** EXERCISE TASK **
Copy the listing below line for line, without changing anything, but leave out the pictures.

** INFORMATION SUPPLIED **

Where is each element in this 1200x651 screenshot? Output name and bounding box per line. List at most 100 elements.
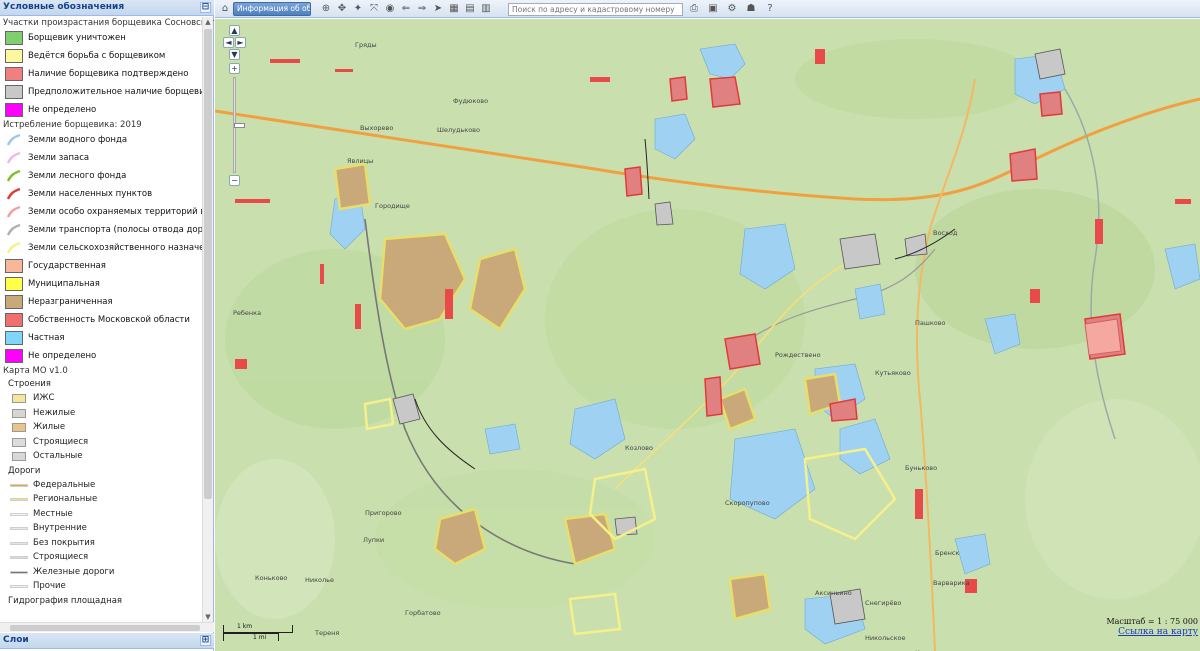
legend-stroke-icon	[6, 169, 21, 182]
object-info-button-label: Информация об объекте	[237, 4, 311, 13]
legend-group-title: Участки произрастания борщевика Сосновск…	[3, 18, 214, 28]
legend-label: Железные дороги	[33, 566, 115, 577]
legend-label: Предположительное наличие борщевика	[28, 87, 203, 97]
legend-label: Муниципальная	[28, 279, 100, 289]
place-label: Фудюково	[453, 97, 489, 105]
place-label: Явлицы	[347, 157, 374, 165]
legend-group-hogweed: Борщевик уничтожен Ведётся борьба с борще…	[0, 29, 203, 119]
zoom-slider-track[interactable]	[233, 77, 245, 173]
legend-label: Государственная	[28, 261, 106, 271]
legend-label: Не определено	[28, 105, 97, 115]
place-label: Кутьяково	[875, 369, 911, 377]
legend-swatch	[5, 259, 23, 273]
forward-icon[interactable]: ⇒	[415, 2, 429, 16]
zoom-in-icon[interactable]: ✥	[335, 2, 349, 16]
legend-item: Собственность Московской области	[0, 311, 203, 329]
zoom-out-button[interactable]: −	[229, 175, 240, 186]
zoom-extent-icon[interactable]: ⤧	[367, 2, 381, 16]
pan-up-icon[interactable]: ▲	[229, 25, 240, 36]
print-icon[interactable]: ⎙	[687, 2, 701, 16]
zoom-out-icon[interactable]: ✦	[351, 2, 365, 16]
collapse-icon[interactable]: ⊟	[200, 2, 211, 13]
pan-down-icon[interactable]: ▼	[229, 49, 240, 60]
scale-text: Масштаб = 1 : 75 000	[1106, 617, 1198, 626]
legend-line-item: Земли населенных пунктов	[0, 185, 203, 203]
legend-label: Земли запаса	[28, 153, 90, 163]
scrollbar-thumb[interactable]	[10, 625, 200, 631]
legend-item: Наличие борщевика подтверждено	[0, 65, 203, 83]
legend-label: Строящиеся	[33, 436, 89, 447]
legend-label: Собственность Московской области	[28, 315, 190, 325]
area-icon[interactable]: ▤	[463, 2, 477, 16]
legend-label: Региональные	[33, 494, 98, 504]
legend-subgroup-title: Гидрография площадная	[8, 595, 123, 606]
legend-swatch	[5, 331, 23, 345]
legend-line-item: Земли сельскохозяйственного назначения	[0, 239, 203, 257]
object-info-button[interactable]: Информация об объекте	[233, 2, 311, 16]
legend-panel-title: Условные обозначения	[3, 2, 125, 12]
scroll-up-icon[interactable]: ▲	[203, 17, 213, 27]
home-icon[interactable]: ⌂	[218, 2, 232, 16]
help-icon[interactable]: ?	[763, 2, 777, 16]
legend-swatch	[5, 85, 23, 99]
place-label: Козлово	[625, 444, 653, 452]
address-search-input[interactable]	[508, 3, 683, 16]
legend-horizontal-scrollbar[interactable]	[0, 622, 214, 632]
scroll-down-icon[interactable]: ▼	[203, 612, 213, 622]
pan-icon[interactable]: ⊕	[319, 2, 333, 16]
legend-label: Земли сельскохозяйственного назначения	[28, 243, 203, 253]
layers-panel-header[interactable]: Слои ⊞	[0, 633, 214, 649]
legend-scrollbar[interactable]: ▲ ▼	[202, 17, 213, 622]
legend-label: Федеральные	[33, 479, 96, 490]
back-icon[interactable]: ⇐	[399, 2, 413, 16]
layers-icon[interactable]: ☗	[744, 2, 758, 16]
settings-icon[interactable]: ⚙	[725, 2, 739, 16]
legend-stroke-icon	[6, 151, 21, 164]
legend-item: Не определено	[0, 101, 203, 119]
map-view[interactable]: Гряды Фудюково Выхорево Шелудьково Явлицы Гор…	[215, 19, 1200, 651]
legend-small-item: Федеральные	[0, 478, 203, 493]
place-label: Бренск	[935, 549, 960, 557]
legend-scroll-area[interactable]: Участки произрастания борщевика Сосновск…	[0, 17, 214, 622]
save-icon[interactable]: ▣	[706, 2, 720, 16]
place-label: Николье	[305, 576, 334, 584]
legend-small-item: Нежилые	[0, 406, 203, 421]
legend-panel-header[interactable]: Условные обозначения ⊟	[0, 0, 214, 16]
locate-icon[interactable]: ➤	[431, 2, 445, 16]
legend-item: Ведётся борьба с борщевиком	[0, 47, 203, 65]
map-toolbar: ⌂ Информация об объекте ⊕✥✦⤧◉⇐⇒➤▦▤▥ ⎙ ▣ ⚙ ☗…	[215, 0, 1200, 18]
legend-label: Нежилые	[33, 407, 76, 418]
legend-small-item: Региональные	[0, 492, 203, 507]
zoom-slider-thumb[interactable]	[234, 123, 245, 128]
legend-line-swatch	[10, 570, 28, 574]
legend-swatch	[12, 423, 26, 432]
legend-small-item: Прочие	[0, 579, 203, 594]
place-label: Пригорово	[365, 509, 402, 517]
place-label: Аксиньино	[815, 589, 852, 597]
expand-icon[interactable]: ⊞	[200, 635, 211, 646]
scale-bar: 1 km 1 mi	[223, 623, 293, 643]
legend-swatch	[5, 349, 23, 363]
place-label: Коньково	[255, 574, 288, 582]
globe-icon[interactable]: ◉	[383, 2, 397, 16]
legend-line-swatch	[10, 556, 28, 559]
local-road	[644, 138, 650, 200]
legend-item: Неразграниченная	[0, 293, 203, 311]
legend-small-item: Местные	[0, 507, 203, 522]
local-road	[414, 398, 476, 470]
legend-item: Предположительное наличие борщевика	[0, 83, 203, 101]
measure-icon[interactable]: ▦	[447, 2, 461, 16]
pan-right-icon[interactable]: ►	[235, 37, 246, 48]
zoom-in-button[interactable]: +	[229, 63, 240, 74]
pan-left-icon[interactable]: ◄	[223, 37, 234, 48]
place-label: Выхорево	[360, 124, 394, 132]
print-area-icon[interactable]: ▥	[479, 2, 493, 16]
legend-group-roads: Федеральные Региональные Местные Внутренние…	[0, 478, 203, 594]
legend-swatch	[5, 67, 23, 81]
legend-label: Прочие	[33, 581, 66, 591]
scrollbar-thumb[interactable]	[204, 29, 212, 499]
map-link[interactable]: Ссылка на карту	[1118, 627, 1198, 637]
place-label: Городище	[375, 202, 410, 210]
legend-label: Земли транспорта (полосы отвода дорог), …	[28, 225, 203, 235]
legend-stroke-icon	[6, 223, 21, 236]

** TASK RESULT **
Where is each element in this 1200x651 screenshot? Output name and bounding box per line. List at most 100 elements.
legend-stroke-icon	[6, 169, 21, 182]
object-info-button-label: Информация об объекте	[237, 4, 311, 13]
legend-group-title: Участки произрастания борщевика Сосновск…	[3, 18, 214, 28]
legend-label: Железные дороги	[33, 566, 115, 577]
legend-label: Предположительное наличие борщевика	[28, 87, 203, 97]
legend-label: Муниципальная	[28, 279, 100, 289]
place-label: Фудюково	[453, 97, 489, 105]
place-label: Явлицы	[347, 157, 374, 165]
legend-group-hogweed: Борщевик уничтожен Ведётся борьба с борще…	[0, 29, 203, 119]
zoom-slider-track[interactable]	[233, 77, 245, 173]
legend-label: Государственная	[28, 261, 106, 271]
legend-label: Не определено	[28, 105, 97, 115]
place-label: Кутьяково	[875, 369, 911, 377]
legend-swatch	[5, 259, 23, 273]
forward-icon[interactable]: ⇒	[415, 2, 429, 16]
zoom-in-icon[interactable]: ✥	[335, 2, 349, 16]
legend-item: Собственность Московской области	[0, 311, 203, 329]
zoom-out-button[interactable]: −	[229, 175, 240, 186]
zoom-extent-icon[interactable]: ⤧	[367, 2, 381, 16]
pan-up-icon[interactable]: ▲	[229, 25, 240, 36]
print-icon[interactable]: ⎙	[687, 2, 701, 16]
zoom-out-icon[interactable]: ✦	[351, 2, 365, 16]
collapse-icon[interactable]: ⊟	[200, 2, 211, 13]
pan-down-icon[interactable]: ▼	[229, 49, 240, 60]
scale-text: Масштаб = 1 : 75 000	[1106, 617, 1198, 626]
legend-line-item: Земли населенных пунктов	[0, 185, 203, 203]
legend-label: Земли запаса	[28, 153, 90, 163]
scrollbar-thumb[interactable]	[10, 625, 200, 631]
legend-item: Наличие борщевика подтверждено	[0, 65, 203, 83]
legend-label: Строящиеся	[33, 436, 89, 447]
legend-label: Собственность Московской области	[28, 315, 190, 325]
area-icon[interactable]: ▤	[463, 2, 477, 16]
legend-label: Региональные	[33, 494, 98, 504]
legend-subgroup-title: Гидрография площадная	[8, 595, 123, 606]
legend-swatch	[5, 331, 23, 345]
legend-line-item: Земли сельскохозяйственного назначения	[0, 239, 203, 257]
object-info-button[interactable]: Информация об объекте	[233, 2, 311, 16]
legend-panel-title: Условные обозначения	[3, 2, 125, 12]
scroll-up-icon[interactable]: ▲	[203, 17, 213, 27]
home-icon[interactable]: ⌂	[218, 2, 232, 16]
help-icon[interactable]: ?	[763, 2, 777, 16]
legend-swatch	[5, 85, 23, 99]
place-label: Козлово	[625, 444, 653, 452]
address-search-input[interactable]	[508, 3, 683, 16]
legend-horizontal-scrollbar[interactable]	[0, 622, 214, 632]
scroll-down-icon[interactable]: ▼	[203, 612, 213, 622]
pan-icon[interactable]: ⊕	[319, 2, 333, 16]
legend-label: Земли сельскохозяйственного назначения	[28, 243, 203, 253]
layers-panel-header[interactable]: Слои ⊞	[0, 633, 214, 649]
legend-scrollbar[interactable]: ▲ ▼	[202, 17, 213, 622]
legend-label: Федеральные	[33, 479, 96, 490]
back-icon[interactable]: ⇐	[399, 2, 413, 16]
layers-icon[interactable]: ☗	[744, 2, 758, 16]
settings-icon[interactable]: ⚙	[725, 2, 739, 16]
legend-stroke-icon	[6, 151, 21, 164]
legend-item: Не определено	[0, 101, 203, 119]
map-view[interactable]: Гряды Фудюково Выхорево Шелудьково Явлицы Гор…	[215, 19, 1200, 651]
legend-small-item: Федеральные	[0, 478, 203, 493]
place-label: Бренск	[935, 549, 960, 557]
legend-scroll-area[interactable]: Участки произрастания борщевика Сосновск…	[0, 17, 214, 622]
save-icon[interactable]: ▣	[706, 2, 720, 16]
place-label: Николье	[305, 576, 334, 584]
legend-small-item: Нежилые	[0, 406, 203, 421]
legend-panel-header[interactable]: Условные обозначения ⊟	[0, 0, 214, 16]
locate-icon[interactable]: ➤	[431, 2, 445, 16]
legend-item: Ведётся борьба с борщевиком	[0, 47, 203, 65]
map-toolbar: ⌂ Информация об объекте ⊕✥✦⤧◉⇐⇒➤▦▤▥ ⎙ ▣ ⚙ ☗…	[215, 0, 1200, 18]
legend-label: Нежилые	[33, 407, 76, 418]
legend-small-item: Региональные	[0, 492, 203, 507]
zoom-slider-thumb[interactable]	[234, 123, 245, 128]
legend-line-swatch	[10, 570, 28, 574]
legend-swatch	[12, 423, 26, 432]
legend-small-item: Прочие	[0, 579, 203, 594]
place-label: Пригорово	[365, 509, 402, 517]
place-label: Аксиньино	[815, 589, 852, 597]
expand-icon[interactable]: ⊞	[200, 635, 211, 646]
scale-bar: 1 km 1 mi	[223, 623, 293, 643]
legend-swatch	[5, 349, 23, 363]
place-label: Коньково	[255, 574, 288, 582]
globe-icon[interactable]: ◉	[383, 2, 397, 16]
legend-line-swatch	[10, 556, 28, 559]
local-road	[644, 138, 650, 200]
legend-item: Неразграниченная	[0, 293, 203, 311]
legend-small-item: Местные	[0, 507, 203, 522]
local-road	[414, 398, 476, 470]
legend-item: Предположительное наличие борщевика	[0, 83, 203, 101]
measure-icon[interactable]: ▦	[447, 2, 461, 16]
pan-right-icon[interactable]: ►	[235, 37, 246, 48]
zoom-in-button[interactable]: +	[229, 63, 240, 74]
pan-left-icon[interactable]: ◄	[223, 37, 234, 48]
place-label: Выхорево	[360, 124, 394, 132]
print-area-icon[interactable]: ▥	[479, 2, 493, 16]
legend-group-roads: Федеральные Региональные Местные Внутренние…	[0, 478, 203, 594]
legend-swatch	[5, 67, 23, 81]
legend-label: Прочие	[33, 581, 66, 591]
scrollbar-thumb[interactable]	[204, 29, 212, 499]
map-link[interactable]: Ссылка на карту	[1118, 627, 1198, 637]
place-label: Городище	[375, 202, 410, 210]
legend-label: Земли транспорта (полосы отвода дорог), …	[28, 225, 203, 235]
legend-stroke-icon	[6, 223, 21, 236]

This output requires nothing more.